Task goal:
Your task is to copy every line of the entries that contains "ANALISI".

Source records:
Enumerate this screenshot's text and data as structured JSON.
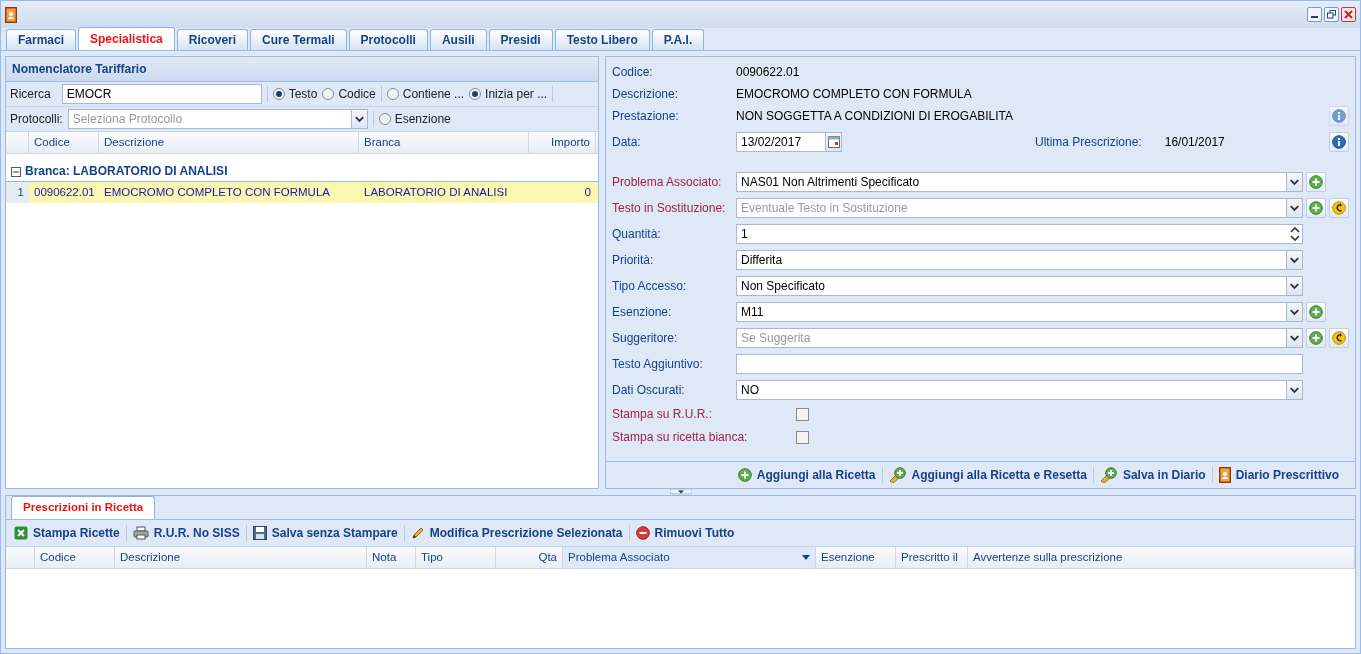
{
  "tabs": [
    {
      "label": "Farmaci",
      "selected": false
    },
    {
      "label": "Specialistica",
      "selected": true
    },
    {
      "label": "Ricoveri",
      "selected": false
    },
    {
      "label": "Cure Termali",
      "selected": false
    },
    {
      "label": "Protocolli",
      "selected": false
    },
    {
      "label": "Ausili",
      "selected": false
    },
    {
      "label": "Presidi",
      "selected": false
    },
    {
      "label": "Testo Libero",
      "selected": false
    },
    {
      "label": "P.A.I.",
      "selected": false
    }
  ],
  "nomenclatore": {
    "title": "Nomenclatore Tariffario",
    "search": {
      "label": "Ricerca",
      "value": "EMOCR"
    },
    "search_by": [
      {
        "label": "Testo",
        "selected": true
      },
      {
        "label": "Codice",
        "selected": false
      }
    ],
    "match": [
      {
        "label": "Contiene ...",
        "selected": false
      },
      {
        "label": "Inizia per ...",
        "selected": true
      }
    ],
    "protocolli": {
      "label": "Protocolli:",
      "placeholder": "Seleziona Protocollo"
    },
    "esenzione": {
      "label": "Esenzione",
      "selected": false
    },
    "columns": [
      "Codice",
      "Descrizione",
      "Branca",
      "Importo"
    ],
    "group": {
      "label": "Branca: LABORATORIO DI ANALISI",
      "expanded": true
    },
    "rows": [
      {
        "number": "1",
        "codice": "0090622.01",
        "descrizione": "EMOCROMO COMPLETO CON FORMULA",
        "branca": "LABORATORIO DI ANALISI",
        "importo": "0",
        "selected": true
      }
    ]
  },
  "detail": {
    "info": [
      {
        "label": "Codice:",
        "value": "0090622.01"
      },
      {
        "label": "Descrizione:",
        "value": "EMOCROMO COMPLETO CON FORMULA"
      },
      {
        "label": "Prestazione:",
        "value": "NON SOGGETTA A CONDIZIONI DI EROGABILITA",
        "info_button": {
          "disabled": true
        }
      }
    ],
    "data": {
      "label": "Data:",
      "value": "13/02/2017"
    },
    "ultima": {
      "label": "Ultima Prescrizione:",
      "value": "16/01/2017",
      "info_button": {
        "disabled": false
      }
    },
    "fields": [
      {
        "kind": "combo",
        "label": "Problema Associato:",
        "highlight": true,
        "value": "NAS01 Non Altrimenti Specificato",
        "add": true,
        "reset": false
      },
      {
        "kind": "combo",
        "label": "Testo in Sostituzione:",
        "highlight": true,
        "placeholder": "Eventuale Testo in Sostituzione",
        "add": true,
        "reset": true
      },
      {
        "kind": "spin",
        "label": "Quantità:",
        "highlight": false,
        "value": "1",
        "add": false,
        "reset": false
      },
      {
        "kind": "combo",
        "label": "Priorità:",
        "highlight": false,
        "value": "Differita",
        "add": false,
        "reset": false
      },
      {
        "kind": "combo",
        "label": "Tipo Accesso:",
        "highlight": false,
        "value": "Non Specificato",
        "add": false,
        "reset": false
      },
      {
        "kind": "combo",
        "label": "Esenzione:",
        "highlight": false,
        "value": "M11",
        "add": true,
        "reset": false
      },
      {
        "kind": "combo",
        "label": "Suggeritore:",
        "highlight": false,
        "placeholder": "Se Suggerita",
        "add": true,
        "reset": true
      },
      {
        "kind": "text",
        "label": "Testo Aggiuntivo:",
        "highlight": false,
        "add": false,
        "reset": false
      },
      {
        "kind": "combo",
        "label": "Dati Oscurati:",
        "highlight": false,
        "value": "NO",
        "add": false,
        "reset": false
      }
    ],
    "checkboxes": [
      {
        "label": "Stampa su R.U.R.:",
        "highlight": true,
        "checked": false
      },
      {
        "label": "Stampa su ricetta bianca:",
        "highlight": true,
        "checked": false
      }
    ],
    "actions": [
      {
        "kind": "add",
        "label": "Aggiungi alla Ricetta"
      },
      {
        "kind": "add_reset",
        "label": "Aggiungi alla Ricetta e Resetta"
      },
      {
        "kind": "save",
        "label": "Salva in Diario"
      },
      {
        "kind": "book",
        "label": "Diario Prescrittivo"
      }
    ]
  },
  "prescrizioni": {
    "tab": {
      "label": "Prescrizioni in Ricetta",
      "selected": true
    },
    "toolbar": [
      {
        "kind": "print",
        "label": "Stampa Ricette"
      },
      {
        "kind": "printer",
        "label": "R.U.R. No SISS"
      },
      {
        "kind": "floppy",
        "label": "Salva senza Stampare"
      },
      {
        "kind": "pencil",
        "label": "Modifica Prescrizione Selezionata"
      },
      {
        "kind": "remove",
        "label": "Rimuovi Tutto"
      }
    ],
    "columns": [
      {
        "label": "Codice",
        "sorted": false
      },
      {
        "label": "Descrizione",
        "sorted": false
      },
      {
        "label": "Nota",
        "sorted": false
      },
      {
        "label": "Tipo",
        "sorted": false
      },
      {
        "label": "Qta",
        "sorted": false
      },
      {
        "label": "Problema Associato",
        "sorted": true
      },
      {
        "label": "Esenzione",
        "sorted": false
      },
      {
        "label": "Prescritto il",
        "sorted": false
      },
      {
        "label": "Avvertenze sulla prescrizione",
        "sorted": false
      }
    ]
  }
}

Result for this exercise:
      "label": "Branca: LABORATORIO DI ANALISI",
        "branca": "LABORATORIO DI ANALISI",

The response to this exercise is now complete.